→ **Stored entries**
──────

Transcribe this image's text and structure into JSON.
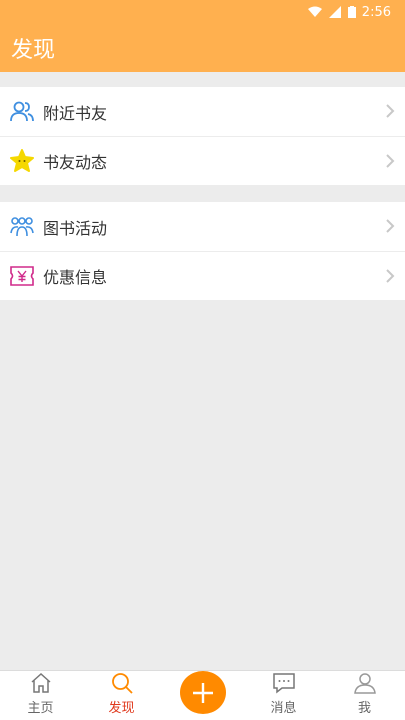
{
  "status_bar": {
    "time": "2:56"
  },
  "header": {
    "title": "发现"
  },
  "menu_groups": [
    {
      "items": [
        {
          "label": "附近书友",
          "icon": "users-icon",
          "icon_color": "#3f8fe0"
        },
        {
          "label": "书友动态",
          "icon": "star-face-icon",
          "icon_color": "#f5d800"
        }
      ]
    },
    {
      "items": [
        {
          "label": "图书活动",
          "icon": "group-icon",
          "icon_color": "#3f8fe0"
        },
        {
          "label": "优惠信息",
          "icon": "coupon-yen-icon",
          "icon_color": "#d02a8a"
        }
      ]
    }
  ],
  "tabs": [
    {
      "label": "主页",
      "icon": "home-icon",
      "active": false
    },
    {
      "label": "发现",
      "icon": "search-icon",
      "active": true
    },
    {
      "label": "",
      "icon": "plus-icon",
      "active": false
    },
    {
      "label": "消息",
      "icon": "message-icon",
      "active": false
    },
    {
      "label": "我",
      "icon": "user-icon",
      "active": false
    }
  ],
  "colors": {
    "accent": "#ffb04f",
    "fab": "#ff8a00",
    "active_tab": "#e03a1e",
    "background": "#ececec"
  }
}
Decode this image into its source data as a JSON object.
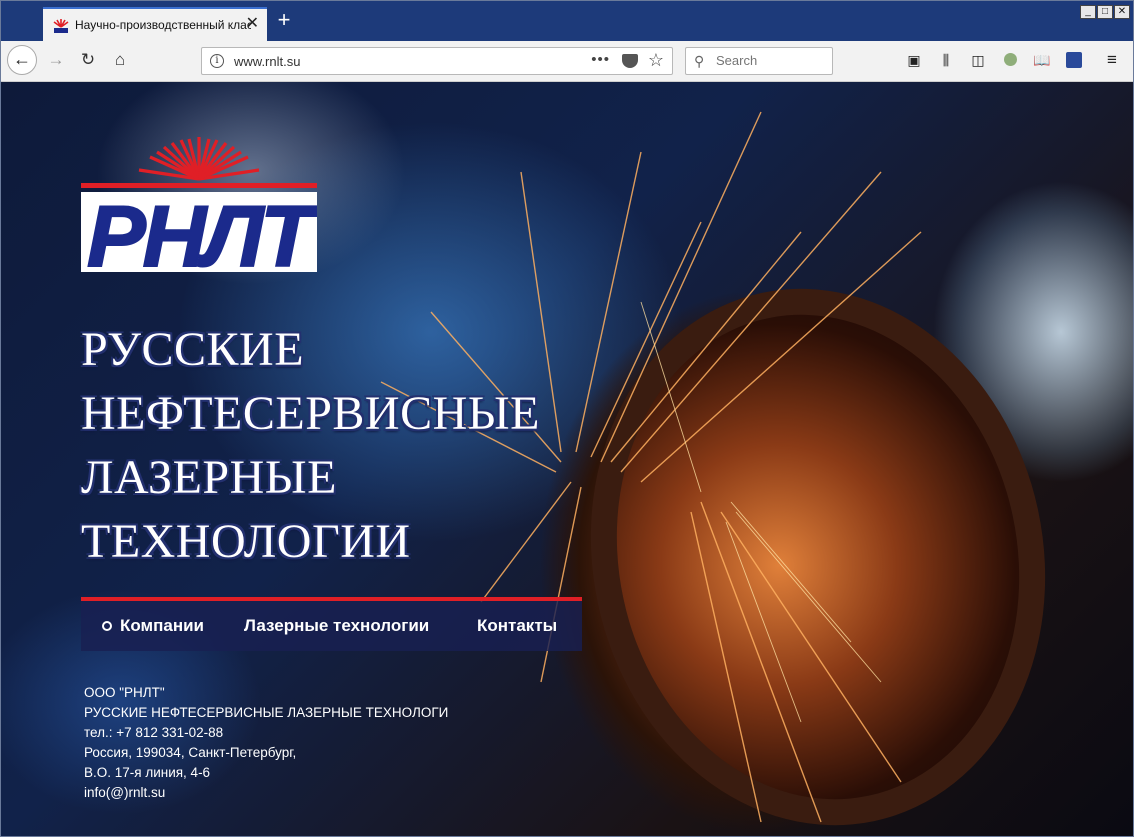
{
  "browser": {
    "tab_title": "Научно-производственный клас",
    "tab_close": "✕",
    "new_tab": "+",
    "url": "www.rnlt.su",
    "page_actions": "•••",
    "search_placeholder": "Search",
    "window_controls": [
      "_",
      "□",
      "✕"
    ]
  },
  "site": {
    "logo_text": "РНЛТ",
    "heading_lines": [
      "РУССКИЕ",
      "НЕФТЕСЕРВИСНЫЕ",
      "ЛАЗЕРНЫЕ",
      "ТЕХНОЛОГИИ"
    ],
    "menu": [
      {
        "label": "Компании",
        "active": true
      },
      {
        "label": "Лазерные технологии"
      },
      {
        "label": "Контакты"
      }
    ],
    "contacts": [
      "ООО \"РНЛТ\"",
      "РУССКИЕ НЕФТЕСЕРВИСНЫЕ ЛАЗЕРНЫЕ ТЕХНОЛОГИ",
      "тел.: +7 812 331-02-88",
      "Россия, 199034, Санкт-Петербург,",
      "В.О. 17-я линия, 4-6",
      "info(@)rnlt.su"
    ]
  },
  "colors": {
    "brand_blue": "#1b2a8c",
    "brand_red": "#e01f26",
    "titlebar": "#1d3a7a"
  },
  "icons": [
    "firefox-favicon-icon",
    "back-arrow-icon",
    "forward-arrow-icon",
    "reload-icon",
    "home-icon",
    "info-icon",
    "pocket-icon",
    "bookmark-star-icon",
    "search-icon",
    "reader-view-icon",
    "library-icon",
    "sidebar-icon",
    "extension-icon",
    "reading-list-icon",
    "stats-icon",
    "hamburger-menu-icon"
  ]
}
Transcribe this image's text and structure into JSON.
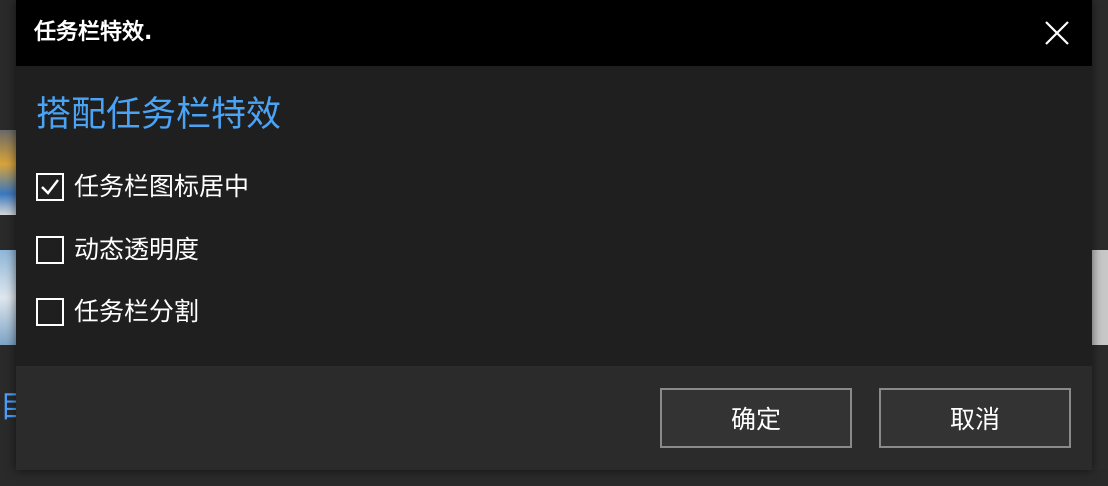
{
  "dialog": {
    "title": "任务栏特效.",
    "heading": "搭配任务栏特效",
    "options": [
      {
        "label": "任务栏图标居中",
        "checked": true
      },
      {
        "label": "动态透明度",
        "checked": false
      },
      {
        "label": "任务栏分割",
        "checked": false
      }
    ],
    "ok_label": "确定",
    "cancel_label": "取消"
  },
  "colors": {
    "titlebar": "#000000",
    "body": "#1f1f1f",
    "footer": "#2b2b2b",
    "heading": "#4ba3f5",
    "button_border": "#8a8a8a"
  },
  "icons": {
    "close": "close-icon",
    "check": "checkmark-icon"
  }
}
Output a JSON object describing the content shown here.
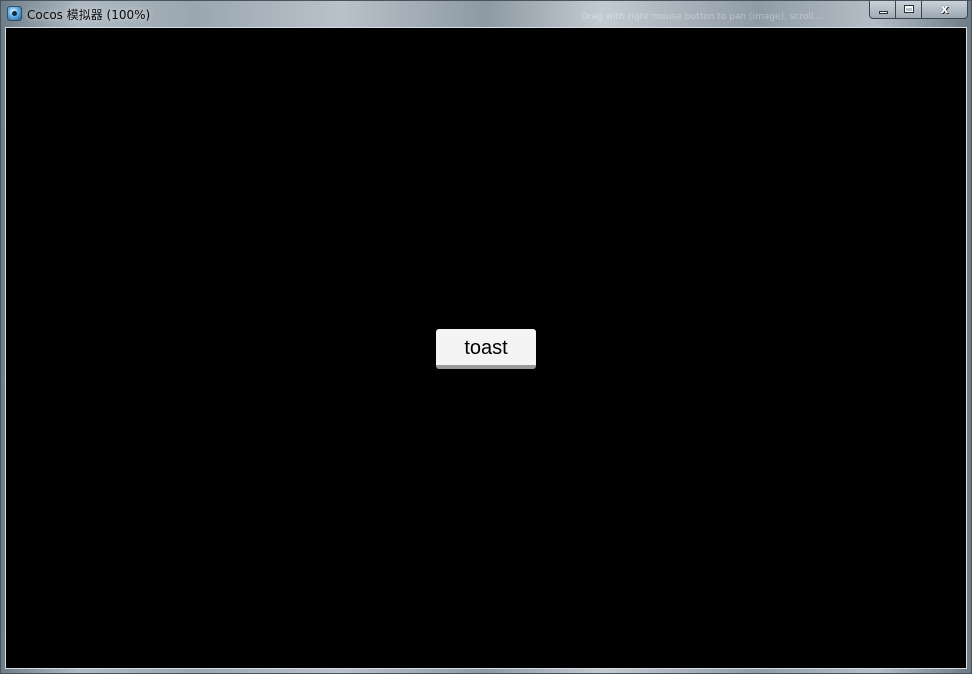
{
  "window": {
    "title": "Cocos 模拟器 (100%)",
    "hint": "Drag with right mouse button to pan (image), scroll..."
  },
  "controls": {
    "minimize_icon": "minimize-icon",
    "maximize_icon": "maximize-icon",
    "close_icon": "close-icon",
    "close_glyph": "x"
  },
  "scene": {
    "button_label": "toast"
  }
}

──────

→ **Task prompt**
Reproduce each line exactly as it appears, omitting the pictures.

→ **Solution below**
Transcribe this image's text and structure into JSON.
{
  "status_bar": {
    "time": "2:56"
  },
  "header": {
    "title": "发现"
  },
  "menu_groups": [
    {
      "items": [
        {
          "label": "附近书友",
          "icon": "users-icon",
          "icon_color": "#3f8fe0"
        },
        {
          "label": "书友动态",
          "icon": "star-face-icon",
          "icon_color": "#f5d800"
        }
      ]
    },
    {
      "items": [
        {
          "label": "图书活动",
          "icon": "group-icon",
          "icon_color": "#3f8fe0"
        },
        {
          "label": "优惠信息",
          "icon": "coupon-yen-icon",
          "icon_color": "#d02a8a"
        }
      ]
    }
  ],
  "tabs": [
    {
      "label": "主页",
      "icon": "home-icon",
      "active": false
    },
    {
      "label": "发现",
      "icon": "search-icon",
      "active": true
    },
    {
      "label": "",
      "icon": "plus-icon",
      "active": false
    },
    {
      "label": "消息",
      "icon": "message-icon",
      "active": false
    },
    {
      "label": "我",
      "icon": "user-icon",
      "active": false
    }
  ],
  "colors": {
    "accent": "#ffb04f",
    "fab": "#ff8a00",
    "active_tab": "#e03a1e",
    "background": "#ececec"
  }
}
Decode this image into its source data as a JSON object.
{
  "browser": {
    "tab_title": "Научно-производственный клас",
    "tab_close": "✕",
    "new_tab": "+",
    "url": "www.rnlt.su",
    "page_actions": "•••",
    "search_placeholder": "Search",
    "window_controls": [
      "_",
      "□",
      "✕"
    ]
  },
  "site": {
    "logo_text": "РНЛТ",
    "heading_lines": [
      "РУССКИЕ",
      "НЕФТЕСЕРВИСНЫЕ",
      "ЛАЗЕРНЫЕ",
      "ТЕХНОЛОГИИ"
    ],
    "menu": [
      {
        "label": "Компании",
        "active": true
      },
      {
        "label": "Лазерные технологии"
      },
      {
        "label": "Контакты"
      }
    ],
    "contacts": [
      "ООО \"РНЛТ\"",
      "РУССКИЕ НЕФТЕСЕРВИСНЫЕ ЛАЗЕРНЫЕ ТЕХНОЛОГИ",
      "тел.: +7 812 331-02-88",
      "Россия, 199034, Санкт-Петербург,",
      "В.О. 17-я линия, 4-6",
      "info(@)rnlt.su"
    ]
  },
  "colors": {
    "brand_blue": "#1b2a8c",
    "brand_red": "#e01f26",
    "titlebar": "#1d3a7a"
  },
  "icons": [
    "firefox-favicon-icon",
    "back-arrow-icon",
    "forward-arrow-icon",
    "reload-icon",
    "home-icon",
    "info-icon",
    "pocket-icon",
    "bookmark-star-icon",
    "search-icon",
    "reader-view-icon",
    "library-icon",
    "sidebar-icon",
    "extension-icon",
    "reading-list-icon",
    "stats-icon",
    "hamburger-menu-icon"
  ]
}
Transcribe this image's text and structure into JSON.
{
  "dialog": {
    "title": "任务栏特效.",
    "heading": "搭配任务栏特效",
    "options": [
      {
        "label": "任务栏图标居中",
        "checked": true
      },
      {
        "label": "动态透明度",
        "checked": false
      },
      {
        "label": "任务栏分割",
        "checked": false
      }
    ],
    "ok_label": "确定",
    "cancel_label": "取消"
  },
  "colors": {
    "titlebar": "#000000",
    "body": "#1f1f1f",
    "footer": "#2b2b2b",
    "heading": "#4ba3f5",
    "button_border": "#8a8a8a"
  },
  "icons": {
    "close": "close-icon",
    "check": "checkmark-icon"
  }
}
Output a JSON object describing the content shown here.
{
  "window": {
    "title": "Cocos 模拟器 (100%)",
    "hint": "Drag with right mouse button to pan (image), scroll..."
  },
  "controls": {
    "minimize_icon": "minimize-icon",
    "maximize_icon": "maximize-icon",
    "close_icon": "close-icon",
    "close_glyph": "x"
  },
  "scene": {
    "button_label": "toast"
  }
}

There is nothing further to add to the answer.